*Input rows:*

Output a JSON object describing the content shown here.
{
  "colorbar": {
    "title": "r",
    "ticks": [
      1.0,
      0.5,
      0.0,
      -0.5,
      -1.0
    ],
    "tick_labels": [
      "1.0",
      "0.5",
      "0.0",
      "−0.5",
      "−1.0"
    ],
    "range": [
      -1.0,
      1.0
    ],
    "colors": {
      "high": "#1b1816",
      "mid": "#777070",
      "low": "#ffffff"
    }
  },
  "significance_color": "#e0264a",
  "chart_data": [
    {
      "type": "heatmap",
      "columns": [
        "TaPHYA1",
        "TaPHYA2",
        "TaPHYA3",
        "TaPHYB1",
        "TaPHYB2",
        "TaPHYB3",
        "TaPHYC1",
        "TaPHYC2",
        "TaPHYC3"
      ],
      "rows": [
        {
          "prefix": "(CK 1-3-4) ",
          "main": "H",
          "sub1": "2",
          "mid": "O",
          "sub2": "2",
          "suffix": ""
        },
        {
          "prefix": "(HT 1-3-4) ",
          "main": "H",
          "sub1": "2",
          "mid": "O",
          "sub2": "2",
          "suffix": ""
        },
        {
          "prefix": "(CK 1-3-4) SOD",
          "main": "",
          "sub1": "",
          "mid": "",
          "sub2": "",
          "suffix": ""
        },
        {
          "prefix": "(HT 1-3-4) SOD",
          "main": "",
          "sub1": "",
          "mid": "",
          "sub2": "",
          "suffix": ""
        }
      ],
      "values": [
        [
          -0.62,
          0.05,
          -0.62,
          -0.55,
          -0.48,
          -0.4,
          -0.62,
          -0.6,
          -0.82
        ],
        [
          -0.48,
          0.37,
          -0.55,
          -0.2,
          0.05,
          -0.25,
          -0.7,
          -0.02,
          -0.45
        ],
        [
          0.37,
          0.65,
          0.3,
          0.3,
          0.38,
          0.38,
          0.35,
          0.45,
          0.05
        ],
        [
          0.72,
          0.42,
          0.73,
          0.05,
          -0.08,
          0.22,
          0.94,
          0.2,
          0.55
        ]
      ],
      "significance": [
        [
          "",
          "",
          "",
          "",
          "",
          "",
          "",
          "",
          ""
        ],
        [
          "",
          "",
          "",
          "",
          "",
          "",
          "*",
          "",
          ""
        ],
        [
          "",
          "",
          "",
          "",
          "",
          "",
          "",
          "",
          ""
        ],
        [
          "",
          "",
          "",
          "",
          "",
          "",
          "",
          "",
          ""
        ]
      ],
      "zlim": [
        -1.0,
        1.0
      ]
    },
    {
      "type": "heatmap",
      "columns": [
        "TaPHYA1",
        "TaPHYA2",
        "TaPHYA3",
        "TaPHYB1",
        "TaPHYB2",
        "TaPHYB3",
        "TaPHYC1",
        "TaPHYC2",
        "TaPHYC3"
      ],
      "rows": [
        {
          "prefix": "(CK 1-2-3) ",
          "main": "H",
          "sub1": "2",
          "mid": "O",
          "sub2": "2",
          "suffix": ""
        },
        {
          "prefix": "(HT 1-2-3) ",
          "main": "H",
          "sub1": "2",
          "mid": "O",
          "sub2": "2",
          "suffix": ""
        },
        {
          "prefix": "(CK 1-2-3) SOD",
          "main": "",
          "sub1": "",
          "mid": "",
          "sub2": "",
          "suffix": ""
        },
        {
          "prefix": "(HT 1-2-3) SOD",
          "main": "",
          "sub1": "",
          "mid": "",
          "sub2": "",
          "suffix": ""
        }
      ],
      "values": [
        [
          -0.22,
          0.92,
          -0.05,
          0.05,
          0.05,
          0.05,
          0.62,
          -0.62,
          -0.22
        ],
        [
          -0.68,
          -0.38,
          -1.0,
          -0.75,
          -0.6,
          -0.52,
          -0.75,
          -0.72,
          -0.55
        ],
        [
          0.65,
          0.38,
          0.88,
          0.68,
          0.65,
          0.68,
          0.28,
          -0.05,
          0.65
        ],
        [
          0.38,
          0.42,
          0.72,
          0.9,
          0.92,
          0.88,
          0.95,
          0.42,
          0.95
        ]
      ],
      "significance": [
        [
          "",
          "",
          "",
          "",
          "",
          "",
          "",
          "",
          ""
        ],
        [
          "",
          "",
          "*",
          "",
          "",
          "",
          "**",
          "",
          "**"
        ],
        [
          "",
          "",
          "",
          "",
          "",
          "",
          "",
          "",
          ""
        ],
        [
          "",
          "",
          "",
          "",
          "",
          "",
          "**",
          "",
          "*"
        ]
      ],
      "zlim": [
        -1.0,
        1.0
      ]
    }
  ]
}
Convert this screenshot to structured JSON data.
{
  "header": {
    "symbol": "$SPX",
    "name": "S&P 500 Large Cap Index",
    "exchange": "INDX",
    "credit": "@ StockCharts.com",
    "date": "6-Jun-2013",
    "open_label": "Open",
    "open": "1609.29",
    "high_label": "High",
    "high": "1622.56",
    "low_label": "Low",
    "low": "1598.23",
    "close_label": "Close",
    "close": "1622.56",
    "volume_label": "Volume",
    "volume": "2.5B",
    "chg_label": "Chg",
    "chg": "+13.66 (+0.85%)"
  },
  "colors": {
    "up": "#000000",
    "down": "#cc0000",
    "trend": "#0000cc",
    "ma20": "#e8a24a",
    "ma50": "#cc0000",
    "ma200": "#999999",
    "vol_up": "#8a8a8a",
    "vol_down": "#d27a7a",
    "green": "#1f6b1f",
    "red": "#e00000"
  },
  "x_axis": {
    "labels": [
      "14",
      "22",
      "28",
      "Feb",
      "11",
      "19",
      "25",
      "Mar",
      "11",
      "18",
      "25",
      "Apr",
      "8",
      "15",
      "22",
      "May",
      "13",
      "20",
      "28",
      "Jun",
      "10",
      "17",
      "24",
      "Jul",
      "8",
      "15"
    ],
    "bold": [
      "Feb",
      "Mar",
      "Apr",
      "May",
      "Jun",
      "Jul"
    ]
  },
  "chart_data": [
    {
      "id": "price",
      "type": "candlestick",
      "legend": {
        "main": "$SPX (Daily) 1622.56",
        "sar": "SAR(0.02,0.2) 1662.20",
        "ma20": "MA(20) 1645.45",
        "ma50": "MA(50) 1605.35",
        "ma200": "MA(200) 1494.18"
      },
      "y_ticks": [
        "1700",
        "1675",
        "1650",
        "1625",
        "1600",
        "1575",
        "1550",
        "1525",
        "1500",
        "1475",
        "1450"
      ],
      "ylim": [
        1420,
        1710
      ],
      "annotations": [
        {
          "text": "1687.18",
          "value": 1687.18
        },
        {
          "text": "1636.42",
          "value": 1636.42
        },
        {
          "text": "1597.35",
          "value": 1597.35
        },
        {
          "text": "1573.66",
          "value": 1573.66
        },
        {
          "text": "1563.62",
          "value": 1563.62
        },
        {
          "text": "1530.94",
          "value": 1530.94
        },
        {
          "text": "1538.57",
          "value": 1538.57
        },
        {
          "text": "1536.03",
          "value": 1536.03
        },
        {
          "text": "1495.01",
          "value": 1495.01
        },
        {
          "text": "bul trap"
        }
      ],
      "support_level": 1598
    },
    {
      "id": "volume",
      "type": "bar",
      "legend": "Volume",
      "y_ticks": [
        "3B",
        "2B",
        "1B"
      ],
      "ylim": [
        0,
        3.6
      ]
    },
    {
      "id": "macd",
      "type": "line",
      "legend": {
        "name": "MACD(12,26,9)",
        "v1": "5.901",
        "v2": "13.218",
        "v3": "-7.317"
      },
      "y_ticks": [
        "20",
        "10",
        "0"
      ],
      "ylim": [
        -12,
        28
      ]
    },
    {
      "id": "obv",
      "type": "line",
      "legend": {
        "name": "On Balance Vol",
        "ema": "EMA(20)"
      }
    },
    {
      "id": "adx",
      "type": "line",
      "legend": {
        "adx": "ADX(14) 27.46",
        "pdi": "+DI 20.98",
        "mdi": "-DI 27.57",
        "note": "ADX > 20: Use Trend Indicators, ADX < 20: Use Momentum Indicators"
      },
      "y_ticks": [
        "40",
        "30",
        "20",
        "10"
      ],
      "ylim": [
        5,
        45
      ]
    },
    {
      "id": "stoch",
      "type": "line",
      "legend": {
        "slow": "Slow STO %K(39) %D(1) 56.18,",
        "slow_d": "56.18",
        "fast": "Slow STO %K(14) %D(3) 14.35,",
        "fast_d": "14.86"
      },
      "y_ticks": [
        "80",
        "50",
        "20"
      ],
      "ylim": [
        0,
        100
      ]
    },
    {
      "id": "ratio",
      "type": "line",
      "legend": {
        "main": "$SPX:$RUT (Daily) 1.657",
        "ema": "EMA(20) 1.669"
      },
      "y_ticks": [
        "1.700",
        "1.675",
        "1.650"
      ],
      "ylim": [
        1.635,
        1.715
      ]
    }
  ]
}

*Exercise objective:* Write out every line of the preceding listing that contains "text".

*Output for this exercise:*
          "text": "1687.18",
          "text": "1636.42",
          "text": "1597.35",
          "text": "1573.66",
          "text": "1563.62",
          "text": "1530.94",
          "text": "1538.57",
          "text": "1536.03",
          "text": "1495.01",
          "text": "bul trap"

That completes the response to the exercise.